[Entries taken from a collection]

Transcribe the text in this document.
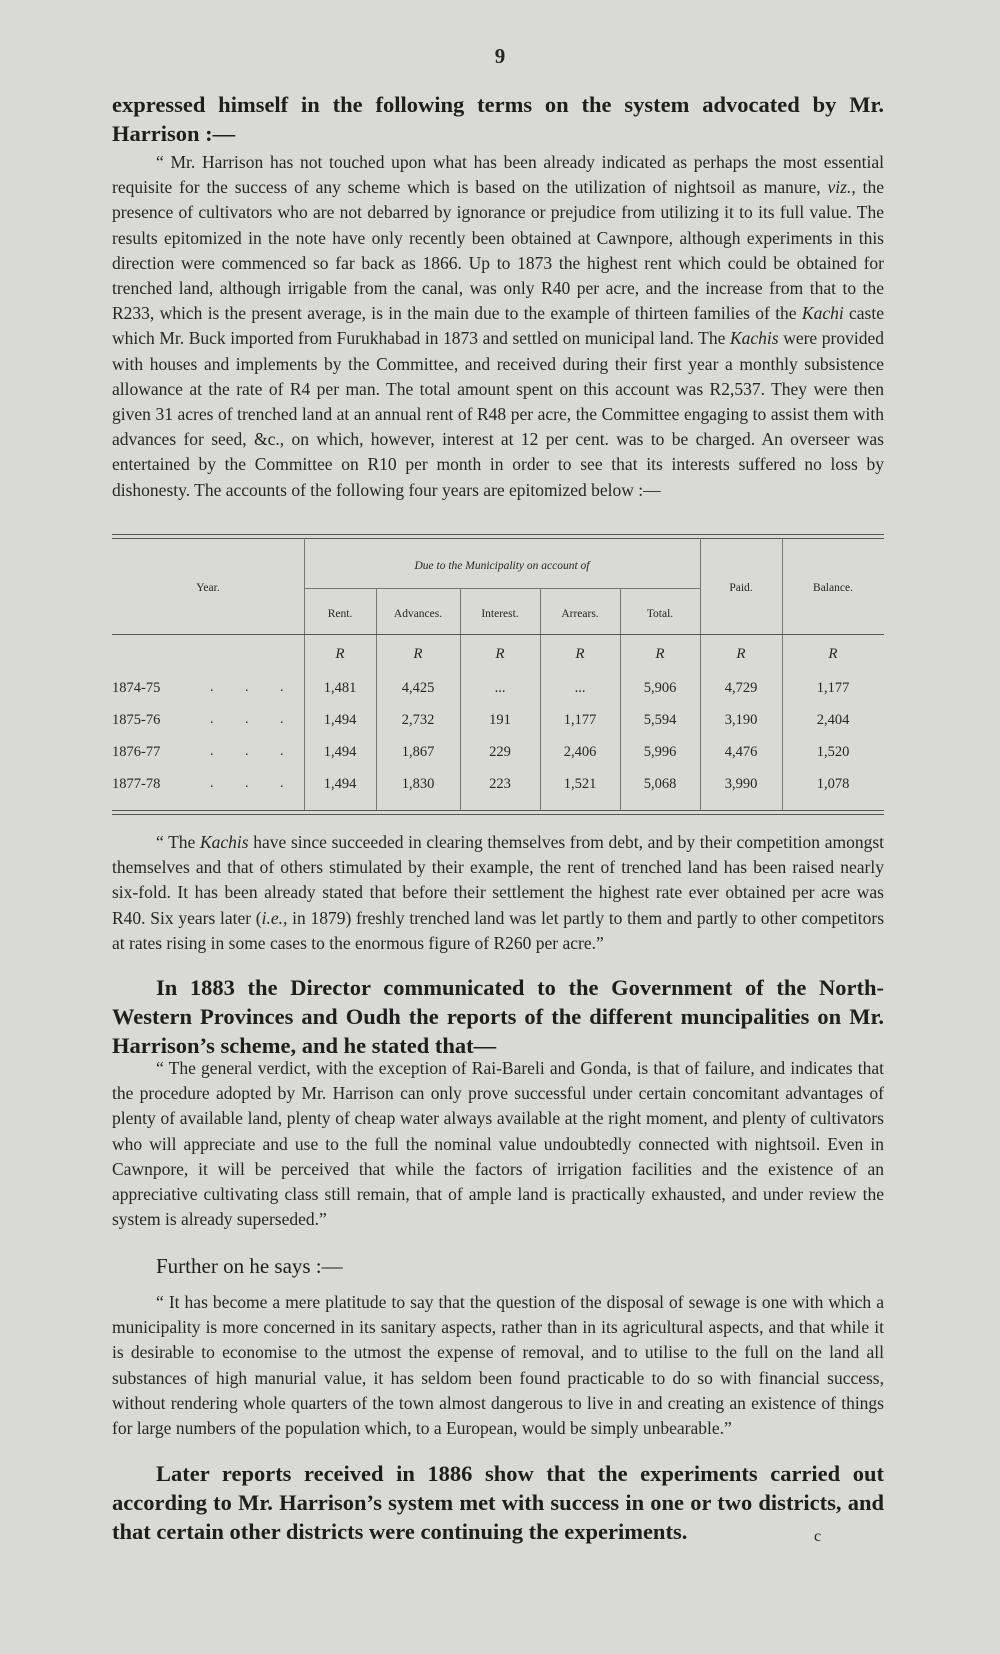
9
expressed himself in the following terms on the system advocated by Mr. Harrison :—
“ Mr. Harrison has not touched upon what has been already indicated as perhaps the most essential requisite for the success of any scheme which is based on the utilization of nightsoil as manure, viz., the presence of cultivators who are not debarred by ignorance or prejudice from utilizing it to its full value. The results epitomized in the note have only recently been obtained at Cawnpore, although experiments in this direction were commenced so far back as 1866. Up to 1873 the highest rent which could be obtained for trenched land, although irrigable from the canal, was only R40 per acre, and the increase from that to the R233, which is the present average, is in the main due to the example of thirteen families of the Kachi caste which Mr. Buck imported from Furukhabad in 1873 and settled on municipal land. The Kachis were provided with houses and implements by the Committee, and received during their first year a monthly subsistence allowance at the rate of R4 per man. The total amount spent on this account was R2,537. They were then given 31 acres of trenched land at an annual rent of R48 per acre, the Committee engaging to assist them with advances for seed, &c., on which, however, interest at 12 per cent. was to be charged. An overseer was entertained by the Committee on R10 per month in order to see that its interests suffered no loss by dishonesty. The accounts of the following four years are epitomized below :—
Year.
Due to the Municipality on account of
Rent.	Advances.	Interest.	Arrears.	Total.
Paid.	Balance.
R	R	R	R	R	R	R
1874-75	. . .	1,481	4,425	...	...	5,906	4,729	1,177
1875-76	. . .	1,494	2,732	191	1,177	5,594	3,190	2,404
1876-77	. . .	1,494	1,867	229	2,406	5,996	4,476	1,520
1877-78	. . .	1,494	1,830	223	1,521	5,068	3,990	1,078
“ The Kachis have since succeeded in clearing themselves from debt, and by their competition amongst themselves and that of others stimulated by their example, the rent of trenched land has been raised nearly six-fold. It has been already stated that before their settlement the highest rate ever obtained per acre was R40. Six years later (i.e., in 1879) freshly trenched land was let partly to them and partly to other competitors at rates rising in some cases to the enormous figure of R260 per acre.”
In 1883 the Director communicated to the Government of the North-Western Provinces and Oudh the reports of the different muncipalities on Mr. Harrison’s scheme, and he stated that—
“ The general verdict, with the exception of Rai-Bareli and Gonda, is that of failure, and indicates that the procedure adopted by Mr. Harrison can only prove successful under certain concomitant advantages of plenty of available land, plenty of cheap water always available at the right moment, and plenty of cultivators who will appreciate and use to the full the nominal value undoubtedly connected with nightsoil. Even in Cawnpore, it will be perceived that while the factors of irrigation facilities and the existence of an appreciative cultivating class still remain, that of ample land is practically exhausted, and under review the system is already superseded.”
Further on he says :—
“ It has become a mere platitude to say that the question of the disposal of sewage is one with which a municipality is more concerned in its sanitary aspects, rather than in its agricultural aspects, and that while it is desirable to economise to the utmost the expense of removal, and to utilise to the full on the land all substances of high manurial value, it has seldom been found practicable to do so with financial success, without rendering whole quarters of the town almost dangerous to live in and creating an existence of things for large numbers of the population which, to a European, would be simply unbearable.”
Later reports received in 1886 show that the experiments carried out according to Mr. Harrison’s system met with success in one or two districts, and that certain other districts were continuing the experiments.	c
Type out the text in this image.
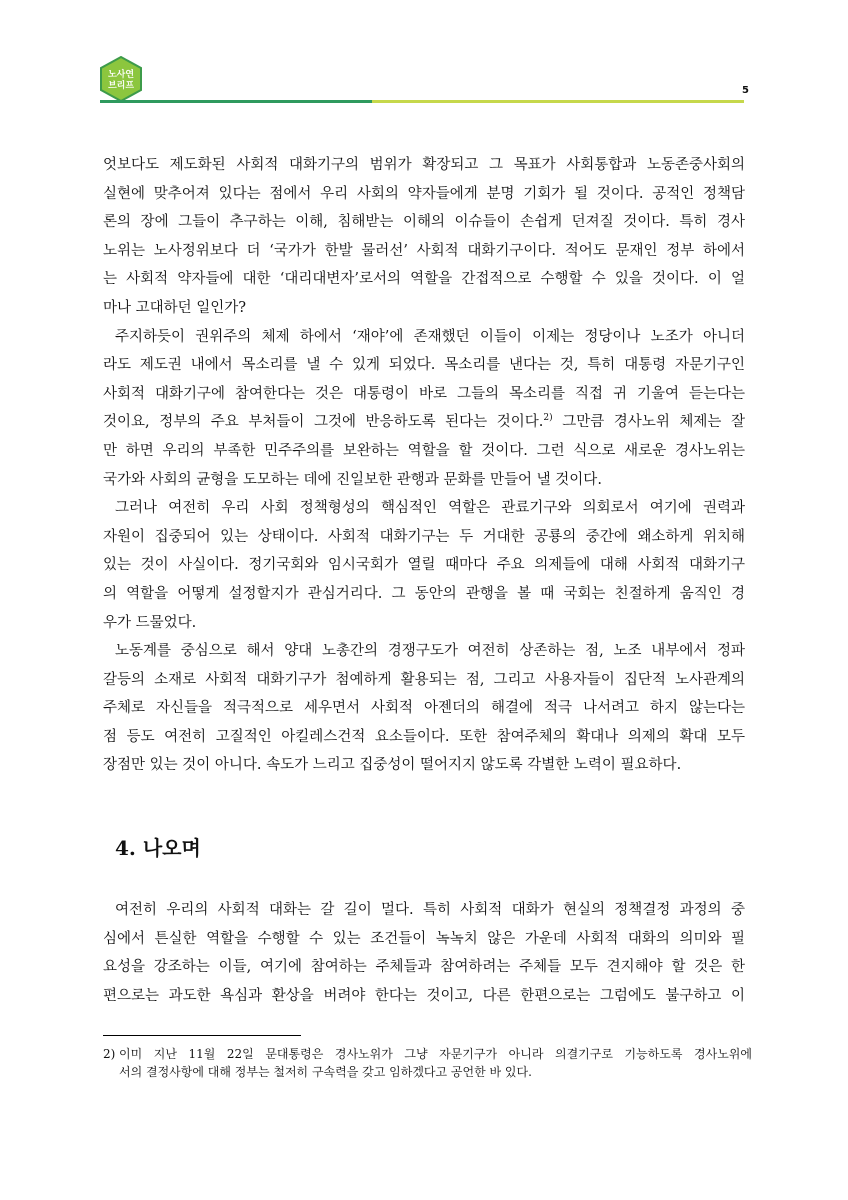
노사연
브리프	5
엇보다도 제도화된 사회적 대화기구의 범위가 확장되고 그 목표가 사회통합과 노동존중사회의
실현에 맞추어져 있다는 점에서 우리 사회의 약자들에게 분명 기회가 될 것이다. 공적인 정책담
론의 장에 그들이 추구하는 이해, 침해받는 이해의 이슈들이 손쉽게 던져질 것이다. 특히 경사
노위는 노사정위보다 더 ‘국가가 한발 물러선’ 사회적 대화기구이다. 적어도 문재인 정부 하에서
는 사회적 약자들에 대한 ‘대리대변자’로서의 역할을 간접적으로 수행할 수 있을 것이다. 이 얼
마나 고대하던 일인가?
주지하듯이 권위주의 체제 하에서 ‘재야’에 존재했던 이들이 이제는 정당이나 노조가 아니더
라도 제도권 내에서 목소리를 낼 수 있게 되었다. 목소리를 낸다는 것, 특히 대통령 자문기구인
사회적 대화기구에 참여한다는 것은 대통령이 바로 그들의 목소리를 직접 귀 기울여 듣는다는
것이요, 정부의 주요 부처들이 그것에 반응하도록 된다는 것이다.$^{2)}$ 그만큼 경사노위 체제는 잘
만 하면 우리의 부족한 민주주의를 보완하는 역할을 할 것이다. 그런 식으로 새로운 경사노위는
국가와 사회의 균형을 도모하는 데에 진일보한 관행과 문화를 만들어 낼 것이다.
그러나 여전히 우리 사회 정책형성의 핵심적인 역할은 관료기구와 의회로서 여기에 권력과
자원이 집중되어 있는 상태이다. 사회적 대화기구는 두 거대한 공룡의 중간에 왜소하게 위치해
있는 것이 사실이다. 정기국회와 임시국회가 열릴 때마다 주요 의제들에 대해 사회적 대화기구
의 역할을 어떻게 설정할지가 관심거리다. 그 동안의 관행을 볼 때 국회는 친절하게 움직인 경
우가 드물었다.
노동계를 중심으로 해서 양대 노총간의 경쟁구도가 여전히 상존하는 점, 노조 내부에서 정파
갈등의 소재로 사회적 대화기구가 첨예하게 활용되는 점, 그리고 사용자들이 집단적 노사관계의
주체로 자신들을 적극적으로 세우면서 사회적 아젠더의 해결에 적극 나서려고 하지 않는다는
점 등도 여전히 고질적인 아킬레스건적 요소들이다. 또한 참여주체의 확대나 의제의 확대 모두
장점만 있는 것이 아니다. 속도가 느리고 집중성이 떨어지지 않도록 각별한 노력이 필요하다.
4. 나오며
여전히 우리의 사회적 대화는 갈 길이 멀다. 특히 사회적 대화가 현실의 정책결정 과정의 중
심에서 튼실한 역할을 수행할 수 있는 조건들이 녹녹치 않은 가운데 사회적 대화의 의미와 필
요성을 강조하는 이들, 여기에 참여하는 주체들과 참여하려는 주체들 모두 견지해야 할 것은 한
편으로는 과도한 욕심과 환상을 버려야 한다는 것이고, 다른 한편으로는 그럼에도 불구하고 이
2) 이미 지난 11월 22일 문대통령은 경사노위가 그냥 자문기구가 아니라 의결기구로 기능하도록 경사노위에
서의 결정사항에 대해 정부는 철저히 구속력을 갖고 임하겠다고 공언한 바 있다.
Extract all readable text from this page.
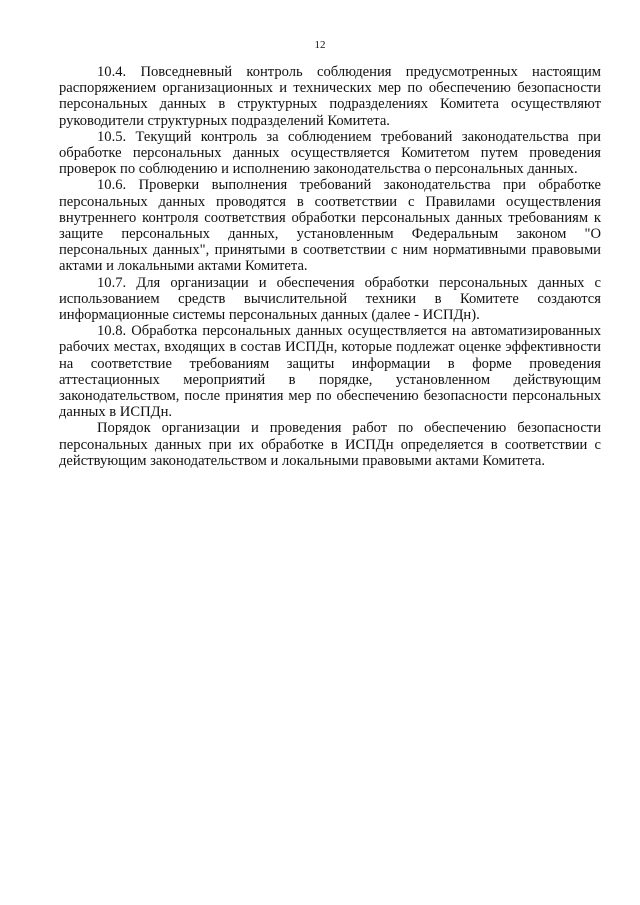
12

10.4. Повседневный контроль соблюдения предусмотренных настоящим распоряжением организационных и технических мер по обеспечению безопасности персональных данных в структурных подразделениях Комитета осуществляют руководители структурных подразделений Комитета.

10.5. Текущий контроль за соблюдением требований законодательства при обработке персональных данных осуществляется Комитетом путем проведения проверок по соблюдению и исполнению законодательства о персональных данных.

10.6. Проверки выполнения требований законодательства при обработке персональных данных проводятся в соответствии с Правилами осуществления внутреннего контроля соответствия обработки персональных данных требованиям к защите персональных данных, установленным Федеральным законом "О персональных данных", принятыми в соответствии с ним нормативными правовыми актами и локальными актами Комитета.

10.7. Для организации и обеспечения обработки персональных данных с использованием средств вычислительной техники в Комитете создаются информационные системы персональных данных (далее - ИСПДн).

10.8. Обработка персональных данных осуществляется на автоматизированных рабочих местах, входящих в состав ИСПДн, которые подлежат оценке эффективности на соответствие требованиям защиты информации в форме проведения аттестационных мероприятий в порядке, установленном действующим законодательством, после принятия мер по обеспечению безопасности персональных данных в ИСПДн.

Порядок организации и проведения работ по обеспечению безопасности персональных данных при их обработке в ИСПДн определяется в соответствии с действующим законодательством и локальными правовыми актами Комитета.
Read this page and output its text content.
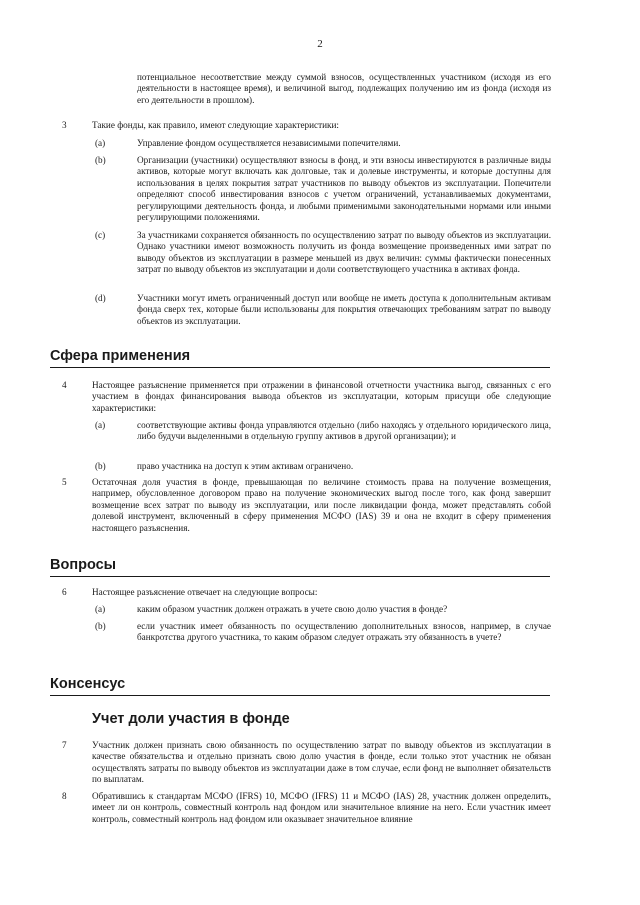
2

потенциальное несоответствие между суммой взносов, осуществленных участником (исходя из его деятельности в настоящее время), и величиной выгод, подлежащих получению им из фонда (исходя из его деятельности в прошлом).

3	Такие фонды, как правило, имеют следующие характеристики:

(a)	Управление фондом осуществляется независимыми попечителями.

(b)	Организации (участники) осуществляют взносы в фонд, и эти взносы инвестируются в различные виды активов, которые могут включать как долговые, так и долевые инструменты, и которые доступны для использования в целях покрытия затрат участников по выводу объектов из эксплуатации. Попечители определяют способ инвестирования взносов с учетом ограничений, устанавливаемых документами, регулирующими деятельность фонда, и любыми применимыми законодательными нормами или иными регулирующими положениями.

(c)	За участниками сохраняется обязанность по осуществлению затрат по выводу объектов из эксплуатации. Однако участники имеют возможность получить из фонда возмещение произведенных ими затрат по выводу объектов из эксплуатации в размере меньшей из двух величин: суммы фактически понесенных затрат по выводу объектов из эксплуатации и доли соответствующего участника в активах фонда.

(d)	Участники могут иметь ограниченный доступ или вообще не иметь доступа к дополнительным активам фонда сверх тех, которые были использованы для покрытия отвечающих требованиям затрат по выводу объектов из эксплуатации.

Сфера применения
4	Настоящее разъяснение применяется при отражении в финансовой отчетности участника выгод, связанных с его участием в фондах финансирования вывода объектов из эксплуатации, которым присущи обе следующие характеристики:

(a)	соответствующие активы фонда управляются отдельно (либо находясь у отдельного юридического лица, либо будучи выделенными в отдельную группу активов в другой организации); и

(b)	право участника на доступ к этим активам ограничено.

5	Остаточная доля участия в фонде, превышающая по величине стоимость права на получение возмещения, например, обусловленное договором право на получение экономических выгод после того, как фонд завершит возмещение всех затрат по выводу из эксплуатации, или после ликвидации фонда, может представлять собой долевой инструмент, включенный в сферу применения МСФО (IAS) 39 и она не входит в сферу применения настоящего разъяснения.

Вопросы
6	Настоящее разъяснение отвечает на следующие вопросы:

(a)	каким образом участник должен отражать в учете свою долю участия в фонде?

(b)	если участник имеет обязанность по осуществлению дополнительных взносов, например, в случае банкротства другого участника, то каким образом следует отражать эту обязанность в учете?

Консенсус
Учет доли участия в фонде
7	Участник должен признать свою обязанность по осуществлению затрат по выводу объектов из эксплуатации в качестве обязательства и отдельно признать свою долю участия в фонде, если только этот участник не обязан осуществлять затраты по выводу объектов из эксплуатации даже в том случае, если фонд не выполняет обязательств по выплатам.

8	Обратившись к стандартам МСФО (IFRS) 10, МСФО (IFRS) 11 и МСФО (IAS) 28, участник должен определить, имеет ли он контроль, совместный контроль над фондом или значительное влияние на него. Если участник имеет контроль, совместный контроль над фондом или оказывает значительное влияние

### Exercise brief
Each line of the material that holds the string "характеристики" counts once; give the total alone.

### Solution for this problem
2